*Provided material:*
______

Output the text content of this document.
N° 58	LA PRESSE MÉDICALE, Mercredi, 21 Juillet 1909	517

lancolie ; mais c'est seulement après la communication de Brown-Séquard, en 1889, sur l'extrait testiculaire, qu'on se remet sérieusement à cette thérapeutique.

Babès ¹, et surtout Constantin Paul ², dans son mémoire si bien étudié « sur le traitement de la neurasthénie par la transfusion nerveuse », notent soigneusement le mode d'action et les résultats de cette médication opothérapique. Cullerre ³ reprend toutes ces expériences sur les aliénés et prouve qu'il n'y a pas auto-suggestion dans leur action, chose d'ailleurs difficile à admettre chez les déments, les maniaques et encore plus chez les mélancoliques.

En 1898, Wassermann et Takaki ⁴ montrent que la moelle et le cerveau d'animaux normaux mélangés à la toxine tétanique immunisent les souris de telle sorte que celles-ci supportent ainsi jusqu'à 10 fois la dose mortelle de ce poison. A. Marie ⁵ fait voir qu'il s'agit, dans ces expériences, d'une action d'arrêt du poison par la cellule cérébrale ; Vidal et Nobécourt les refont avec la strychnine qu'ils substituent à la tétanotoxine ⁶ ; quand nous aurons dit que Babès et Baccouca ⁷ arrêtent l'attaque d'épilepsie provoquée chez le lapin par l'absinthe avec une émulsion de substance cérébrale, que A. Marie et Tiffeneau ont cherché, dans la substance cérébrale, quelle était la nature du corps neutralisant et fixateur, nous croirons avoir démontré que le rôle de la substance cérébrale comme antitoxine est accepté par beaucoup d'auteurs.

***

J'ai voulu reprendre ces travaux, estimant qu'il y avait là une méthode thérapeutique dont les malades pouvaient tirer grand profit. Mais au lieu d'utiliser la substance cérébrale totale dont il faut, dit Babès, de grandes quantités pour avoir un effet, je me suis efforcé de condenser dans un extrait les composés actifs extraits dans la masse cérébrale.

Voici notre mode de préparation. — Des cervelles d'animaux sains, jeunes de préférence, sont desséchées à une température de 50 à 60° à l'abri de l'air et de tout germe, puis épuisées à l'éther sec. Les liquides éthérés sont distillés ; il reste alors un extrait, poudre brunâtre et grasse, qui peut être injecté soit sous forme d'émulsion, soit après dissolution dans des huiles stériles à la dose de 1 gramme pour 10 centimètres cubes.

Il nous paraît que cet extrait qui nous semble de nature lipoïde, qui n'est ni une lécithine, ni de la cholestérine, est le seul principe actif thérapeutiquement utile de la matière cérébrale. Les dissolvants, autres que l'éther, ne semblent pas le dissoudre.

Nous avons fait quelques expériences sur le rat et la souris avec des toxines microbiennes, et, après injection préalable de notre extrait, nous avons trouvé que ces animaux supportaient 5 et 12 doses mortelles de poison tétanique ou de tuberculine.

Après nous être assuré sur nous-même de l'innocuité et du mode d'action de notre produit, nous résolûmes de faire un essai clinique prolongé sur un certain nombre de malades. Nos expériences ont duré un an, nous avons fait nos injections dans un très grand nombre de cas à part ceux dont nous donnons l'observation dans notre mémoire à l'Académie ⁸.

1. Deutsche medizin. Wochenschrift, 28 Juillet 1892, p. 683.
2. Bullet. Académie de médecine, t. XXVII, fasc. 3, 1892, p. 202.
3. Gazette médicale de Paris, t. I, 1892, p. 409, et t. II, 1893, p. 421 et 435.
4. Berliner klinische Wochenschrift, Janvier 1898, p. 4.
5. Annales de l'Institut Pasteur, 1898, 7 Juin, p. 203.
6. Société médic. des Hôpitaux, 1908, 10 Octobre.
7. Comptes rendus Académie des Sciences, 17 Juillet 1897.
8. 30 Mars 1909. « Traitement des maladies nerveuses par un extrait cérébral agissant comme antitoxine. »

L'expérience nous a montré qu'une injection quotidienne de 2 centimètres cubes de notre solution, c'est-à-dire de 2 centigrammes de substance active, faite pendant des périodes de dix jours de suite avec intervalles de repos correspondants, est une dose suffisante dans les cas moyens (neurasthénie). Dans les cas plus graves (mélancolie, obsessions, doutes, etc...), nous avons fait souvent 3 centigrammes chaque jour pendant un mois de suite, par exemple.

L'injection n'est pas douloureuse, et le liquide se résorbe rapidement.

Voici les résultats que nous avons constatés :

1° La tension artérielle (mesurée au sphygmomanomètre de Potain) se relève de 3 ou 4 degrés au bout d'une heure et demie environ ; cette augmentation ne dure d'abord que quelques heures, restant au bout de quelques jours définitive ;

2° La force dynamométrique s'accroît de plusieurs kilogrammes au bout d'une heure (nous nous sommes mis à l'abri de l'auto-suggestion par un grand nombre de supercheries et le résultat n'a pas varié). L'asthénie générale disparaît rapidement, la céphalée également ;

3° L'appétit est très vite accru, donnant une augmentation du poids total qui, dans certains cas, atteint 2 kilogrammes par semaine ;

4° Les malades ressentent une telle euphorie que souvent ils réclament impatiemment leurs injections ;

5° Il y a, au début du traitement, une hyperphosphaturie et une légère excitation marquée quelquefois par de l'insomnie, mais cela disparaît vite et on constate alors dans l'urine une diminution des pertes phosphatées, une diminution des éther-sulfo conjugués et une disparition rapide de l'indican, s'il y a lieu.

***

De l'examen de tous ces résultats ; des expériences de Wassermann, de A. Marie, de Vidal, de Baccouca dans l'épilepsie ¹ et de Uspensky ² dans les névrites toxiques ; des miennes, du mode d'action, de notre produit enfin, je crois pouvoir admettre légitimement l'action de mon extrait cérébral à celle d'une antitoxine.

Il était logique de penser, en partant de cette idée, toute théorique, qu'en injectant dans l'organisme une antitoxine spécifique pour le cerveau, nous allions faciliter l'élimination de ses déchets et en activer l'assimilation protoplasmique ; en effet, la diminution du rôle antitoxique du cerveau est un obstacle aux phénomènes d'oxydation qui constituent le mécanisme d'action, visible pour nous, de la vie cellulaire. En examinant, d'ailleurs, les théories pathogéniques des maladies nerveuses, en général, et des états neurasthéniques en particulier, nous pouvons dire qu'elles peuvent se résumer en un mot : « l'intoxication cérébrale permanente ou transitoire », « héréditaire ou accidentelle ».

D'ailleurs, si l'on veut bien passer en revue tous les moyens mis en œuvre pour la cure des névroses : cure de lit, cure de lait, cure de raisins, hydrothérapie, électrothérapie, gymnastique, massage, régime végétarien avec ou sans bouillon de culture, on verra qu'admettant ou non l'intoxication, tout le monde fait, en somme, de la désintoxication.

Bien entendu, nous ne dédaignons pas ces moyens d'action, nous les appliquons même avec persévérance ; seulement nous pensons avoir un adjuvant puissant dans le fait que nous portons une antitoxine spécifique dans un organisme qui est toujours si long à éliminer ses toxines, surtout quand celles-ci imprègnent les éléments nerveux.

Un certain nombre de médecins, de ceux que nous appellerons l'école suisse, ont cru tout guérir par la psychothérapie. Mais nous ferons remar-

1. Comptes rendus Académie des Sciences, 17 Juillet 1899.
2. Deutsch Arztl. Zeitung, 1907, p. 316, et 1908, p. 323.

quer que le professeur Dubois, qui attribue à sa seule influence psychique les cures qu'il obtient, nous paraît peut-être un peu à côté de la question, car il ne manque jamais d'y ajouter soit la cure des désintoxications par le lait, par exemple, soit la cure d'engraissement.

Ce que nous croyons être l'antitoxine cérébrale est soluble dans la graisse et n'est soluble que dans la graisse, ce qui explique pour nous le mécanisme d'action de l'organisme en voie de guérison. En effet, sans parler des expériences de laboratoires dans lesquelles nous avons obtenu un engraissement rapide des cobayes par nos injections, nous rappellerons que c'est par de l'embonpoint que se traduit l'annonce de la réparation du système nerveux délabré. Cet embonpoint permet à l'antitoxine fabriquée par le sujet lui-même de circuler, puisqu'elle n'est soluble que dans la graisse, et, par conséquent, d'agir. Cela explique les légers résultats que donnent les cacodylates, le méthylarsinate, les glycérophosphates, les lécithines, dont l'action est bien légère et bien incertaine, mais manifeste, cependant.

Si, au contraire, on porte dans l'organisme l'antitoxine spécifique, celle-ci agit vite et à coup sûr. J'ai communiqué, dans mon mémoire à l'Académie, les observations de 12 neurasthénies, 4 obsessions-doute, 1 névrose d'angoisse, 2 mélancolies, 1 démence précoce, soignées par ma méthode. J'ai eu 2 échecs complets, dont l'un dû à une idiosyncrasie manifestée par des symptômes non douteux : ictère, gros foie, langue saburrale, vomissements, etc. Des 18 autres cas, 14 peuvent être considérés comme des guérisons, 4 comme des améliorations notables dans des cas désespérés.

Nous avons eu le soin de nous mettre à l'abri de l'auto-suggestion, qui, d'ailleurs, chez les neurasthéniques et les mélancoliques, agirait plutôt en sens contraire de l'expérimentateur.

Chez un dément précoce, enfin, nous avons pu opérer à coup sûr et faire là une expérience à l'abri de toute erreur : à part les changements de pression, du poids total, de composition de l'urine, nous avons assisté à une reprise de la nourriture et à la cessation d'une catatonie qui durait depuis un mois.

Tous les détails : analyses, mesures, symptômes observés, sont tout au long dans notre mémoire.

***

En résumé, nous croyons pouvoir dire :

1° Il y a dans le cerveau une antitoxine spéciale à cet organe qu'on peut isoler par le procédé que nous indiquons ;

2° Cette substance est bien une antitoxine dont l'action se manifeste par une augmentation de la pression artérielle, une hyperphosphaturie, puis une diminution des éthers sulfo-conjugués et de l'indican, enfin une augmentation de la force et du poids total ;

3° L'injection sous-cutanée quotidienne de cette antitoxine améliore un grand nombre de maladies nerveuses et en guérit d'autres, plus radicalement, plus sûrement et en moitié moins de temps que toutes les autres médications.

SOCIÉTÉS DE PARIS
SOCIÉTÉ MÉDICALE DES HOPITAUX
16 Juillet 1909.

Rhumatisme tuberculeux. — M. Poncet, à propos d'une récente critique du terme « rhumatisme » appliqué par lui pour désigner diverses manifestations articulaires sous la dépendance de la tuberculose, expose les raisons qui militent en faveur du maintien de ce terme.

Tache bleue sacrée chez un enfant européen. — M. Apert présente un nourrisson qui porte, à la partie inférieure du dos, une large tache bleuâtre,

______

*What you need to do:* Your answer must be a copy of every line in the data above that holds the string "Voici".

*Exercise output:*
Voici notre mode de préparation. — Des cervelles d'animaux sains, jeunes de préférence, sont desséchées à une température de 50 à 60° à l'abri de l'air et de tout germe, puis épuisées à l'éther sec. Les liquides éthérés sont distillés ; il reste alors un extrait, poudre brunâtre et grasse, qui peut être injecté soit sous forme d'émulsion, soit après dissolution dans des huiles stériles à la dose de 1 gramme pour 10 centimètres cubes.
Voici les résultats que nous avons constatés :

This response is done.